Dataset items
** Start **
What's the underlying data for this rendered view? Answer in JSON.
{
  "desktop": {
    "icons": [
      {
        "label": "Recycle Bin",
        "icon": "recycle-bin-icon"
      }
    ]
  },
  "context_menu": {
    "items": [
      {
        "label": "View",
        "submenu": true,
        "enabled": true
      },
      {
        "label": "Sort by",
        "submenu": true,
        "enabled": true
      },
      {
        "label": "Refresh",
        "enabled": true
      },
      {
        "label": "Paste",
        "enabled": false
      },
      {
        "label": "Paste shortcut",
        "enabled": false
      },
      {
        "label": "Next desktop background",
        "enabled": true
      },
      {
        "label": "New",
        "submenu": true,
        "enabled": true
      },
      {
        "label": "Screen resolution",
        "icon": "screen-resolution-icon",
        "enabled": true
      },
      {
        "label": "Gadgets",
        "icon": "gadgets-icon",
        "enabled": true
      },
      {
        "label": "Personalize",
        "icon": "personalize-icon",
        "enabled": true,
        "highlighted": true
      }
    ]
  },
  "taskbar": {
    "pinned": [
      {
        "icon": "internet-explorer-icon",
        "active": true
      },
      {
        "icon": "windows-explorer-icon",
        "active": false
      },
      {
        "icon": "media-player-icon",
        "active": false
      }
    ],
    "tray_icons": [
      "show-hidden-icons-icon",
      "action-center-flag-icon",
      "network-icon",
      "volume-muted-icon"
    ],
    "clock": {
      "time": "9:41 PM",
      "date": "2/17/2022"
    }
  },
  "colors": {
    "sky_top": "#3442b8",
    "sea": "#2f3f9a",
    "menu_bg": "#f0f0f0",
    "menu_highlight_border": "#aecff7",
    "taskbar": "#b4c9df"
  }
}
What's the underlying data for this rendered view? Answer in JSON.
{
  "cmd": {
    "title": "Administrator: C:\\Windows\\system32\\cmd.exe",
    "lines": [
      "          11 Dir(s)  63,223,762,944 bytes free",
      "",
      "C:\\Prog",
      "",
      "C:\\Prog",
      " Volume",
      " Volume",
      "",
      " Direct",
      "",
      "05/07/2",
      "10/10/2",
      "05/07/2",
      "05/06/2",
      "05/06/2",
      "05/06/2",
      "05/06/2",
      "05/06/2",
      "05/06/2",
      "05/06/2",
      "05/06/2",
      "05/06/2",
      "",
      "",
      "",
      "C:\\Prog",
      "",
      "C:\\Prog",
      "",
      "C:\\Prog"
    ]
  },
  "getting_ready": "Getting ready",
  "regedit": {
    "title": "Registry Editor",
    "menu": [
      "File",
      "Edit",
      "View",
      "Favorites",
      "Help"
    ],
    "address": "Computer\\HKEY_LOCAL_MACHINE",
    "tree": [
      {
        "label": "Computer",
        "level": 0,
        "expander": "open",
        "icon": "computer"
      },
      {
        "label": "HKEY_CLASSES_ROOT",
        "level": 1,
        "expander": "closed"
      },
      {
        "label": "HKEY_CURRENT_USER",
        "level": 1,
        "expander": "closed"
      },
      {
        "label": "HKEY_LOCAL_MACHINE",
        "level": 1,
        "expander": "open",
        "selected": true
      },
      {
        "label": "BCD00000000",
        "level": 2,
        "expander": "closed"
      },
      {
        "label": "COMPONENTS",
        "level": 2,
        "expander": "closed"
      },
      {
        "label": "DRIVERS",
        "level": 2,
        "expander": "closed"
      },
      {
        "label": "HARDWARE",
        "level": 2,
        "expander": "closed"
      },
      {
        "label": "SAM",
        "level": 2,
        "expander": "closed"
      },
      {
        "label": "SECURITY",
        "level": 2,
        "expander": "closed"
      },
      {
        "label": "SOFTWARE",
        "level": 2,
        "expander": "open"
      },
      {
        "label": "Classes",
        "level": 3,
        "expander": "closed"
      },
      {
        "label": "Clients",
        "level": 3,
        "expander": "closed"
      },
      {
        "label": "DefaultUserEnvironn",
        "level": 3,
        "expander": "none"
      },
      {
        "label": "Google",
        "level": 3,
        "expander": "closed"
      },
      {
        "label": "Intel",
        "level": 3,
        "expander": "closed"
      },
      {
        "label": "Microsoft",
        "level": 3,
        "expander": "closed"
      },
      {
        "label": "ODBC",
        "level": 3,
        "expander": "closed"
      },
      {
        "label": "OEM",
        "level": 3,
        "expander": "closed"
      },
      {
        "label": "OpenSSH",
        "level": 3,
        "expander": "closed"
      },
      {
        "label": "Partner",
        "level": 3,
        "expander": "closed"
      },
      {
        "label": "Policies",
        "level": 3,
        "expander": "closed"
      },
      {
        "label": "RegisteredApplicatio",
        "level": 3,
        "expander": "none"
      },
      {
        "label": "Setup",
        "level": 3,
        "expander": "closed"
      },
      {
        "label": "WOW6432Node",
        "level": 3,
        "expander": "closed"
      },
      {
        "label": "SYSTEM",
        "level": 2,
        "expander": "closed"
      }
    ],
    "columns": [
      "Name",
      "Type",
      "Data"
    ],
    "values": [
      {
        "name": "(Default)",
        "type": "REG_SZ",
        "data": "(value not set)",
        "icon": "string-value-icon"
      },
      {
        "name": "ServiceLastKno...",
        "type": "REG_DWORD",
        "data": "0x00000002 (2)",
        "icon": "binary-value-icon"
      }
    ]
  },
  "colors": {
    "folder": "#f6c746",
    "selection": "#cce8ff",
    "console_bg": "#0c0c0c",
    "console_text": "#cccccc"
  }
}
** End **
Go through the entries and repeat each one exactly.

What's the underlying data for this rendered view? Answer in JSON.
{
  "desktop": {
    "icons": [
      {
        "label": "Recycle Bin",
        "icon": "recycle-bin-icon"
      }
    ]
  },
  "context_menu": {
    "items": [
      {
        "label": "View",
        "submenu": true,
        "enabled": true
      },
      {
        "label": "Sort by",
        "submenu": true,
        "enabled": true
      },
      {
        "label": "Refresh",
        "enabled": true
      },
      {
        "label": "Paste",
        "enabled": false
      },
      {
        "label": "Paste shortcut",
        "enabled": false
      },
      {
        "label": "Next desktop background",
        "enabled": true
      },
      {
        "label": "New",
        "submenu": true,
        "enabled": true
      },
      {
        "label": "Screen resolution",
        "icon": "screen-resolution-icon",
        "enabled": true
      },
      {
        "label": "Gadgets",
        "icon": "gadgets-icon",
        "enabled": true
      },
      {
        "label": "Personalize",
        "icon": "personalize-icon",
        "enabled": true,
        "highlighted": true
      }
    ]
  },
  "taskbar": {
    "pinned": [
      {
        "icon": "internet-explorer-icon",
        "active": true
      },
      {
        "icon": "windows-explorer-icon",
        "active": false
      },
      {
        "icon": "media-player-icon",
        "active": false
      }
    ],
    "tray_icons": [
      "show-hidden-icons-icon",
      "action-center-flag-icon",
      "network-icon",
      "volume-muted-icon"
    ],
    "clock": {
      "time": "9:41 PM",
      "date": "2/17/2022"
    }
  },
  "colors": {
    "sky_top": "#3442b8",
    "sea": "#2f3f9a",
    "menu_bg": "#f0f0f0",
    "menu_highlight_border": "#aecff7",
    "taskbar": "#b4c9df"
  }
}
What's the underlying data for this rendered view? Answer in JSON.
{
  "cmd": {
    "title": "Administrator: C:\\Windows\\system32\\cmd.exe",
    "lines": [
      "          11 Dir(s)  63,223,762,944 bytes free",
      "",
      "C:\\Prog",
      "",
      "C:\\Prog",
      " Volume",
      " Volume",
      "",
      " Direct",
      "",
      "05/07/2",
      "10/10/2",
      "05/07/2",
      "05/06/2",
      "05/06/2",
      "05/06/2",
      "05/06/2",
      "05/06/2",
      "05/06/2",
      "05/06/2",
      "05/06/2",
      "05/06/2",
      "",
      "",
      "",
      "C:\\Prog",
      "",
      "C:\\Prog",
      "",
      "C:\\Prog"
    ]
  },
  "getting_ready": "Getting ready",
  "regedit": {
    "title": "Registry Editor",
    "menu": [
      "File",
      "Edit",
      "View",
      "Favorites",
      "Help"
    ],
    "address": "Computer\\HKEY_LOCAL_MACHINE",
    "tree": [
      {
        "label": "Computer",
        "level": 0,
        "expander": "open",
        "icon": "computer"
      },
      {
        "label": "HKEY_CLASSES_ROOT",
        "level": 1,
        "expander": "closed"
      },
      {
        "label": "HKEY_CURRENT_USER",
        "level": 1,
        "expander": "closed"
      },
      {
        "label": "HKEY_LOCAL_MACHINE",
        "level": 1,
        "expander": "open",
        "selected": true
      },
      {
        "label": "BCD00000000",
        "level": 2,
        "expander": "closed"
      },
      {
        "label": "COMPONENTS",
        "level": 2,
        "expander": "closed"
      },
      {
        "label": "DRIVERS",
        "level": 2,
        "expander": "closed"
      },
      {
        "label": "HARDWARE",
        "level": 2,
        "expander": "closed"
      },
      {
        "label": "SAM",
        "level": 2,
        "expander": "closed"
      },
      {
        "label": "SECURITY",
        "level": 2,
        "expander": "closed"
      },
      {
        "label": "SOFTWARE",
        "level": 2,
        "expander": "open"
      },
      {
        "label": "Classes",
        "level": 3,
        "expander": "closed"
      },
      {
        "label": "Clients",
        "level": 3,
        "expander": "closed"
      },
      {
        "label": "DefaultUserEnvironn",
        "level": 3,
        "expander": "none"
      },
      {
        "label": "Google",
        "level": 3,
        "expander": "closed"
      },
      {
        "label": "Intel",
        "level": 3,
        "expander": "closed"
      },
      {
        "label": "Microsoft",
        "level": 3,
        "expander": "closed"
      },
      {
        "label": "ODBC",
        "level": 3,
        "expander": "closed"
      },
      {
        "label": "OEM",
        "level": 3,
        "expander": "closed"
      },
      {
        "label": "OpenSSH",
        "level": 3,
        "expander": "closed"
      },
      {
        "label": "Partner",
        "level": 3,
        "expander": "closed"
      },
      {
        "label": "Policies",
        "level": 3,
        "expander": "closed"
      },
      {
        "label": "RegisteredApplicatio",
        "level": 3,
        "expander": "none"
      },
      {
        "label": "Setup",
        "level": 3,
        "expander": "closed"
      },
      {
        "label": "WOW6432Node",
        "level": 3,
        "expander": "closed"
      },
      {
        "label": "SYSTEM",
        "level": 2,
        "expander": "closed"
      }
    ],
    "columns": [
      "Name",
      "Type",
      "Data"
    ],
    "values": [
      {
        "name": "(Default)",
        "type": "REG_SZ",
        "data": "(value not set)",
        "icon": "string-value-icon"
      },
      {
        "name": "ServiceLastKno...",
        "type": "REG_DWORD",
        "data": "0x00000002 (2)",
        "icon": "binary-value-icon"
      }
    ]
  },
  "colors": {
    "folder": "#f6c746",
    "selection": "#cce8ff",
    "console_bg": "#0c0c0c",
    "console_text": "#cccccc"
  }
}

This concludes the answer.